WRITTEN EXERCISE> Reproduce all records exactly.

(Stored data)
________________________

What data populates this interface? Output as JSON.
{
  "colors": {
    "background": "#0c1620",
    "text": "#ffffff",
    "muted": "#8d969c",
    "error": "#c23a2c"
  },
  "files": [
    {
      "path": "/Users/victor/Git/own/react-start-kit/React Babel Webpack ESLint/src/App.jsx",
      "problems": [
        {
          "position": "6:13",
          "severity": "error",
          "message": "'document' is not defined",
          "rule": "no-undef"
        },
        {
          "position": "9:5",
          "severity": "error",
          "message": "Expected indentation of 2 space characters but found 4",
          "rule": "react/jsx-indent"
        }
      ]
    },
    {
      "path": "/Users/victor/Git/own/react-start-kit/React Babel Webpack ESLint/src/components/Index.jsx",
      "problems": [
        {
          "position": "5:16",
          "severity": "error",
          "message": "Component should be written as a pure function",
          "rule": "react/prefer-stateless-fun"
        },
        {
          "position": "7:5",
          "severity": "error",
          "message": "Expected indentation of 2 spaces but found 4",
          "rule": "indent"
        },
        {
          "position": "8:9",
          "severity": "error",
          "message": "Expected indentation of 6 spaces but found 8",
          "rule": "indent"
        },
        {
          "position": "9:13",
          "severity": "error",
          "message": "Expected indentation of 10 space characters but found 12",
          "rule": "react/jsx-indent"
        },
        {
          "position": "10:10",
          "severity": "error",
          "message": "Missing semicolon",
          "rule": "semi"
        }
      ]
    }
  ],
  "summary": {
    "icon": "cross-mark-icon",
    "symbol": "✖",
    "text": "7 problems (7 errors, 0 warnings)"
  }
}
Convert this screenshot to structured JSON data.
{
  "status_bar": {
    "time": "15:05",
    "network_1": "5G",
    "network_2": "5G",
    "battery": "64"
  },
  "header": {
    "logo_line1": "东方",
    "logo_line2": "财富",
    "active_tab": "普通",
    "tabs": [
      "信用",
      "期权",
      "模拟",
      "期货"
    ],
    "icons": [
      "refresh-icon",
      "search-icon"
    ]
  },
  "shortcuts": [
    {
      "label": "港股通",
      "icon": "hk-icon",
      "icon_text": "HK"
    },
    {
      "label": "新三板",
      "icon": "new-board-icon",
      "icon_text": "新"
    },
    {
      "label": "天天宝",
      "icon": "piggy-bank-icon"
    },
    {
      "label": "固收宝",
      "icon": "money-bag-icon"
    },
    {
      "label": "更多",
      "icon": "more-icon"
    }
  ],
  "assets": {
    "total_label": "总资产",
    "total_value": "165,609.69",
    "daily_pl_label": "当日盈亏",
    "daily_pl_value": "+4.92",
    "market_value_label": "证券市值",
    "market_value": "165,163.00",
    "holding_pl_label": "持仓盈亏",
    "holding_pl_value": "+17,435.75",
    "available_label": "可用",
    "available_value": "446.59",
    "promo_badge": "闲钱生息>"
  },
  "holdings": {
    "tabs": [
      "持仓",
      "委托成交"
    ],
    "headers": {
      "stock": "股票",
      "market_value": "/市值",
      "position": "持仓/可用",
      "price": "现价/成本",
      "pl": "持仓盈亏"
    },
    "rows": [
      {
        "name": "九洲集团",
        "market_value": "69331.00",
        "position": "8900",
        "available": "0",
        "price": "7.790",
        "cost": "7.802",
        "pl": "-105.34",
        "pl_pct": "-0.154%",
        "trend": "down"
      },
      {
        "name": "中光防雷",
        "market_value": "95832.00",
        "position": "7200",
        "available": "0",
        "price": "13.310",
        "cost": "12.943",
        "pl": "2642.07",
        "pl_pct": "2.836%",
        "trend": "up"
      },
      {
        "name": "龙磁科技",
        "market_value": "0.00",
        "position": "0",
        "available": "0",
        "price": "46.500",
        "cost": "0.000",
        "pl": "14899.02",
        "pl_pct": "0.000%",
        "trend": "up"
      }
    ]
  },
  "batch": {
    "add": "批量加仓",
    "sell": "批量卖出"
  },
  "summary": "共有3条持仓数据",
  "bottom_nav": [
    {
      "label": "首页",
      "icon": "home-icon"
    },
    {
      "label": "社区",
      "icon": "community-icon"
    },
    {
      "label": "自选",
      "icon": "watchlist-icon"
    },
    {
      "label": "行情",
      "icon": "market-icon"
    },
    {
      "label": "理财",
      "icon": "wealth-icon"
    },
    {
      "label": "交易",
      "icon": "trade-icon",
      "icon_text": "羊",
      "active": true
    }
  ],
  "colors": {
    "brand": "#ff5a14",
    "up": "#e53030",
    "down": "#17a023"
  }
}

________________________

RESULT>
What data populates this interface? Output as JSON.
{
  "colors": {
    "background": "#0c1620",
    "text": "#ffffff",
    "muted": "#8d969c",
    "error": "#c23a2c"
  },
  "files": [
    {
      "path": "/Users/victor/Git/own/react-start-kit/React Babel Webpack ESLint/src/App.jsx",
      "problems": [
        {
          "position": "6:13",
          "severity": "error",
          "message": "'document' is not defined",
          "rule": "no-undef"
        },
        {
          "position": "9:5",
          "severity": "error",
          "message": "Expected indentation of 2 space characters but found 4",
          "rule": "react/jsx-indent"
        }
      ]
    },
    {
      "path": "/Users/victor/Git/own/react-start-kit/React Babel Webpack ESLint/src/components/Index.jsx",
      "problems": [
        {
          "position": "5:16",
          "severity": "error",
          "message": "Component should be written as a pure function",
          "rule": "react/prefer-stateless-fun"
        },
        {
          "position": "7:5",
          "severity": "error",
          "message": "Expected indentation of 2 spaces but found 4",
          "rule": "indent"
        },
        {
          "position": "8:9",
          "severity": "error",
          "message": "Expected indentation of 6 spaces but found 8",
          "rule": "indent"
        },
        {
          "position": "9:13",
          "severity": "error",
          "message": "Expected indentation of 10 space characters but found 12",
          "rule": "react/jsx-indent"
        },
        {
          "position": "10:10",
          "severity": "error",
          "message": "Missing semicolon",
          "rule": "semi"
        }
      ]
    }
  ],
  "summary": {
    "icon": "cross-mark-icon",
    "symbol": "✖",
    "text": "7 problems (7 errors, 0 warnings)"
  }
}
Convert this screenshot to structured JSON data.
{
  "status_bar": {
    "time": "15:05",
    "network_1": "5G",
    "network_2": "5G",
    "battery": "64"
  },
  "header": {
    "logo_line1": "东方",
    "logo_line2": "财富",
    "active_tab": "普通",
    "tabs": [
      "信用",
      "期权",
      "模拟",
      "期货"
    ],
    "icons": [
      "refresh-icon",
      "search-icon"
    ]
  },
  "shortcuts": [
    {
      "label": "港股通",
      "icon": "hk-icon",
      "icon_text": "HK"
    },
    {
      "label": "新三板",
      "icon": "new-board-icon",
      "icon_text": "新"
    },
    {
      "label": "天天宝",
      "icon": "piggy-bank-icon"
    },
    {
      "label": "固收宝",
      "icon": "money-bag-icon"
    },
    {
      "label": "更多",
      "icon": "more-icon"
    }
  ],
  "assets": {
    "total_label": "总资产",
    "total_value": "165,609.69",
    "daily_pl_label": "当日盈亏",
    "daily_pl_value": "+4.92",
    "market_value_label": "证券市值",
    "market_value": "165,163.00",
    "holding_pl_label": "持仓盈亏",
    "holding_pl_value": "+17,435.75",
    "available_label": "可用",
    "available_value": "446.59",
    "promo_badge": "闲钱生息>"
  },
  "holdings": {
    "tabs": [
      "持仓",
      "委托成交"
    ],
    "headers": {
      "stock": "股票",
      "market_value": "/市值",
      "position": "持仓/可用",
      "price": "现价/成本",
      "pl": "持仓盈亏"
    },
    "rows": [
      {
        "name": "九洲集团",
        "market_value": "69331.00",
        "position": "8900",
        "available": "0",
        "price": "7.790",
        "cost": "7.802",
        "pl": "-105.34",
        "pl_pct": "-0.154%",
        "trend": "down"
      },
      {
        "name": "中光防雷",
        "market_value": "95832.00",
        "position": "7200",
        "available": "0",
        "price": "13.310",
        "cost": "12.943",
        "pl": "2642.07",
        "pl_pct": "2.836%",
        "trend": "up"
      },
      {
        "name": "龙磁科技",
        "market_value": "0.00",
        "position": "0",
        "available": "0",
        "price": "46.500",
        "cost": "0.000",
        "pl": "14899.02",
        "pl_pct": "0.000%",
        "trend": "up"
      }
    ]
  },
  "batch": {
    "add": "批量加仓",
    "sell": "批量卖出"
  },
  "summary": "共有3条持仓数据",
  "bottom_nav": [
    {
      "label": "首页",
      "icon": "home-icon"
    },
    {
      "label": "社区",
      "icon": "community-icon"
    },
    {
      "label": "自选",
      "icon": "watchlist-icon"
    },
    {
      "label": "行情",
      "icon": "market-icon"
    },
    {
      "label": "理财",
      "icon": "wealth-icon"
    },
    {
      "label": "交易",
      "icon": "trade-icon",
      "icon_text": "羊",
      "active": true
    }
  ],
  "colors": {
    "brand": "#ff5a14",
    "up": "#e53030",
    "down": "#17a023"
  }
}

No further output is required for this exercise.